◆ **WHAT THE TASK REQUIRES**: Copy all lines in which the word "this" can be found.
--
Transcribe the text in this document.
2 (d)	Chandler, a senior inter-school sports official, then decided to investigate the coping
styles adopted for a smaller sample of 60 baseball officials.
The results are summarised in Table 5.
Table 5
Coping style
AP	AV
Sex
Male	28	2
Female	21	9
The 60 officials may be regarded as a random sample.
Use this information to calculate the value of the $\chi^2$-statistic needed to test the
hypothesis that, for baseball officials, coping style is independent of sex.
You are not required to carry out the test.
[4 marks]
--
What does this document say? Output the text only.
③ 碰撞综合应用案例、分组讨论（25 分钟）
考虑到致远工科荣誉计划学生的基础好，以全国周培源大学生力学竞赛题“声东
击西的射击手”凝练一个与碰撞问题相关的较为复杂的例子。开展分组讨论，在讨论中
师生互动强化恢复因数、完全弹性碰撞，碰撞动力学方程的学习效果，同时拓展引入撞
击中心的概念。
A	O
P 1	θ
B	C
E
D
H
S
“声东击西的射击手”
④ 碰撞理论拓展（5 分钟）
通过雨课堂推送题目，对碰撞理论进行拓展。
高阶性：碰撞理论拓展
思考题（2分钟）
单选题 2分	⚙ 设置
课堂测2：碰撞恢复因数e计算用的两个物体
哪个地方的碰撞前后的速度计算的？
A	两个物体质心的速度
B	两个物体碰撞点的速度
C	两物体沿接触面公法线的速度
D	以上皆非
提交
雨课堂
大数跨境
--
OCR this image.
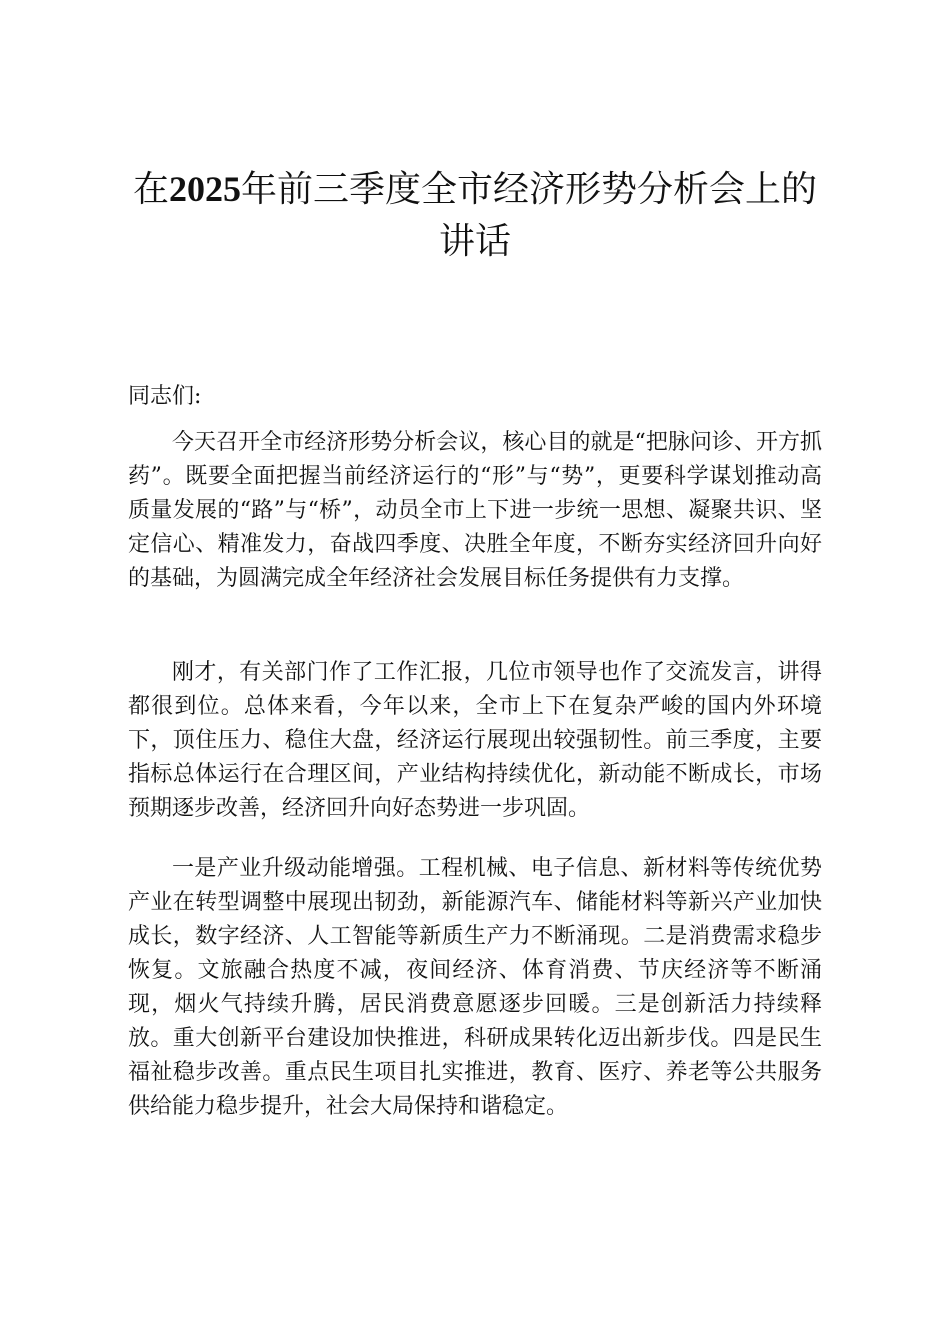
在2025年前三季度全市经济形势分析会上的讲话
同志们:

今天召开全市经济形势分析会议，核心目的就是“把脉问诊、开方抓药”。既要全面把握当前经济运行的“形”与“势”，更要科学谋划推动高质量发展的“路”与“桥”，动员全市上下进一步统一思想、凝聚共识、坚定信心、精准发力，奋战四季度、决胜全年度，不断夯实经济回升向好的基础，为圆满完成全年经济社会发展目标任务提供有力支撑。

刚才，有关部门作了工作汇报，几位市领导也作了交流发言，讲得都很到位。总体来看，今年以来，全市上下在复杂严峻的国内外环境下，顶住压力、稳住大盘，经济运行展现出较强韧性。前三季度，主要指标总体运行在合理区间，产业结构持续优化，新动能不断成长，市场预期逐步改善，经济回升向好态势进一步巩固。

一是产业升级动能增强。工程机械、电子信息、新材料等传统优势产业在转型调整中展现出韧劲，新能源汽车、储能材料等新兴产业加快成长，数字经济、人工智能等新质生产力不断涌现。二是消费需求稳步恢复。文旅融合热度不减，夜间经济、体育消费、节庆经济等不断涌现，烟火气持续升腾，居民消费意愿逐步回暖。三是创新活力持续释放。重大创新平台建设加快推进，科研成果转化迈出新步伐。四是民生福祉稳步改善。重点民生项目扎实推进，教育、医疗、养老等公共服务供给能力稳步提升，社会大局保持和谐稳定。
--
◆ **ANSWER**:
Transcribe the text in this document.
Use this information to calculate the value of the $\chi^2$-statistic needed to test the
What does this document say? Output the text only.
OCR this image.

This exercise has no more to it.